What is being asked
Retype exactly the lines that start at the line with "What text is on this page?" and end at the final line, both included, and leave out every picture.
───
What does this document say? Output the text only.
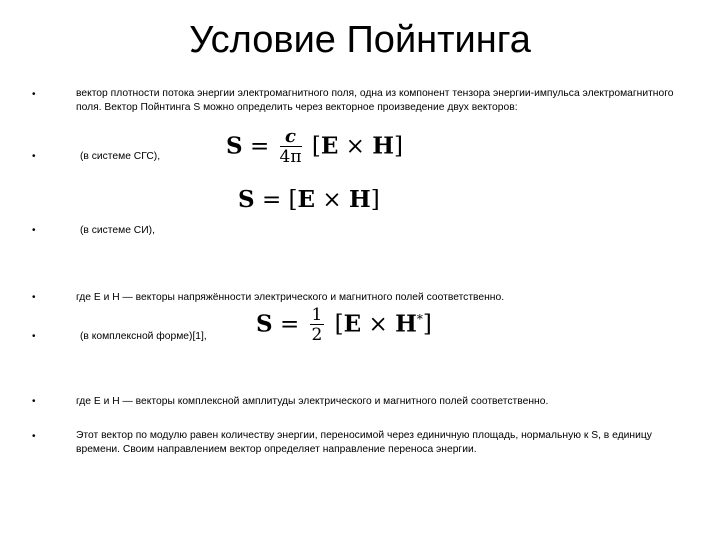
Условие Пойнтинга
•	вектор плотности потока энергии электромагнитного поля, одна из компонент тензора энергии-импульса электромагнитного поля. Вектор Пойнтинга S можно определить через векторное произведение двух векторов:
•	(в системе СГС),	$S = \frac{c}{4\pi} [E \times H]$
S = [E × H]
•	(в системе СИ),
•	где E и H — векторы напряжённости электрического и магнитного полей соответственно.
$S = \frac{1}{2} [E \times H^*]$
•	(в комплексной форме)[1],
•	где E и H — векторы комплексной амплитуды электрического и магнитного полей соответственно.
•	Этот вектор по модулю равен количеству энергии, переносимой через единичную площадь, нормальную к S, в единицу времени. Своим направлением вектор определяет направление переноса энергии.
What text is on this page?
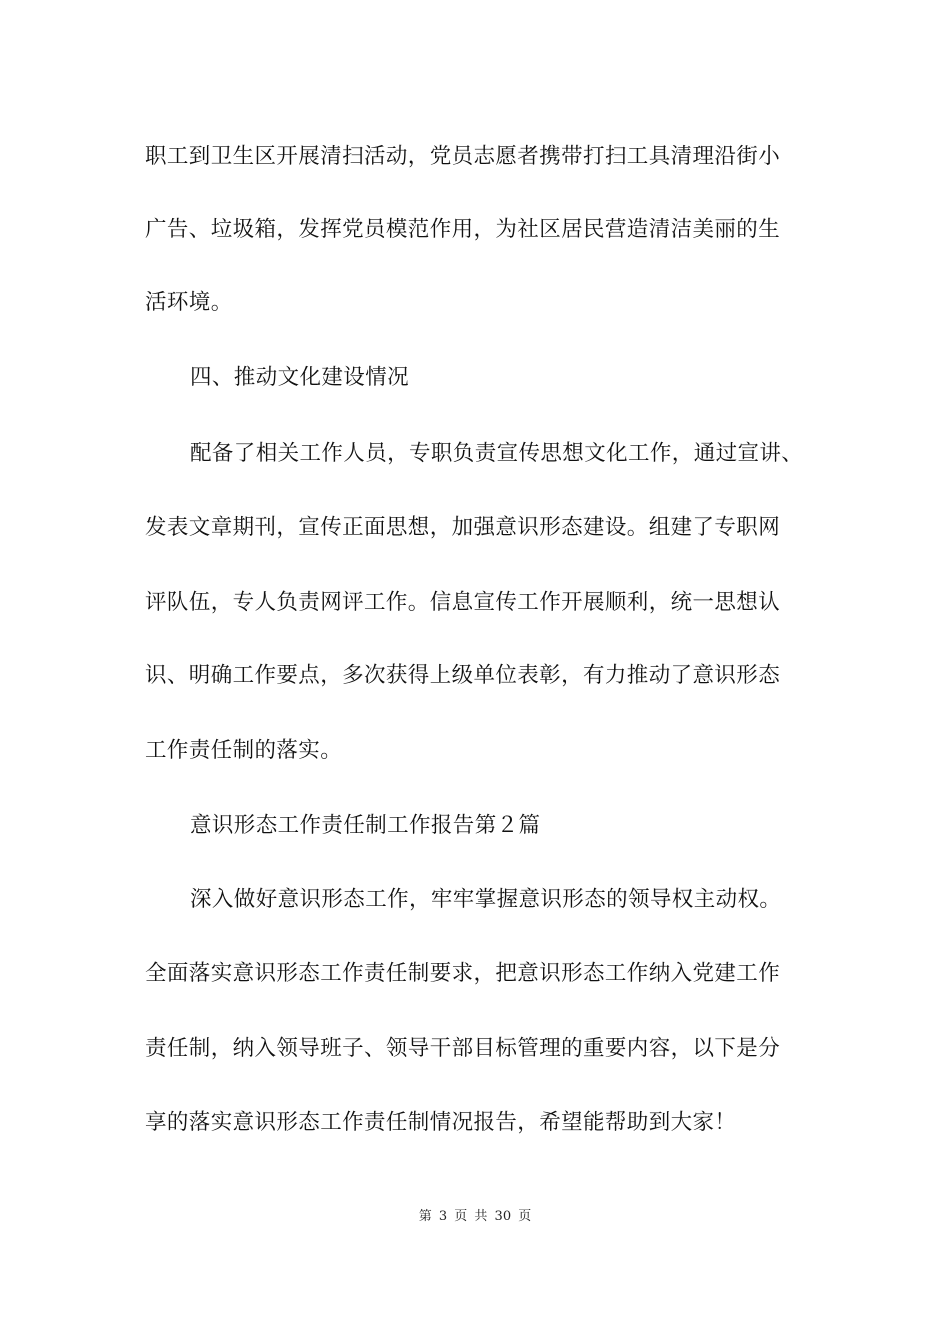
职工到卫生区开展清扫活动，党员志愿者携带打扫工具清理沿街小
广告、垃圾箱，发挥党员模范作用，为社区居民营造清洁美丽的生
活环境。
四、推动文化建设情况
配备了相关工作人员，专职负责宣传思想文化工作，通过宣讲、
发表文章期刊，宣传正面思想，加强意识形态建设。组建了专职网
评队伍，专人负责网评工作。信息宣传工作开展顺利，统一思想认
识、明确工作要点，多次获得上级单位表彰，有力推动了意识形态
工作责任制的落实。
意识形态工作责任制工作报告第２篇
深入做好意识形态工作，牢牢掌握意识形态的领导权主动权。
全面落实意识形态工作责任制要求，把意识形态工作纳入党建工作
责任制，纳入领导班子、领导干部目标管理的重要内容，以下是分
享的落实意识形态工作责任制情况报告，希望能帮助到大家！
第 3 页 共 30 页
───
Final result
What text is on this page?
职工到卫生区开展清扫活动，党员志愿者携带打扫工具清理沿街小
广告、垃圾箱，发挥党员模范作用，为社区居民营造清洁美丽的生
活环境。
四、推动文化建设情况
配备了相关工作人员，专职负责宣传思想文化工作，通过宣讲、
发表文章期刊，宣传正面思想，加强意识形态建设。组建了专职网
评队伍，专人负责网评工作。信息宣传工作开展顺利，统一思想认
识、明确工作要点，多次获得上级单位表彰，有力推动了意识形态
工作责任制的落实。
意识形态工作责任制工作报告第２篇
深入做好意识形态工作，牢牢掌握意识形态的领导权主动权。
全面落实意识形态工作责任制要求，把意识形态工作纳入党建工作
责任制，纳入领导班子、领导干部目标管理的重要内容，以下是分
享的落实意识形态工作责任制情况报告，希望能帮助到大家！
第 3 页 共 30 页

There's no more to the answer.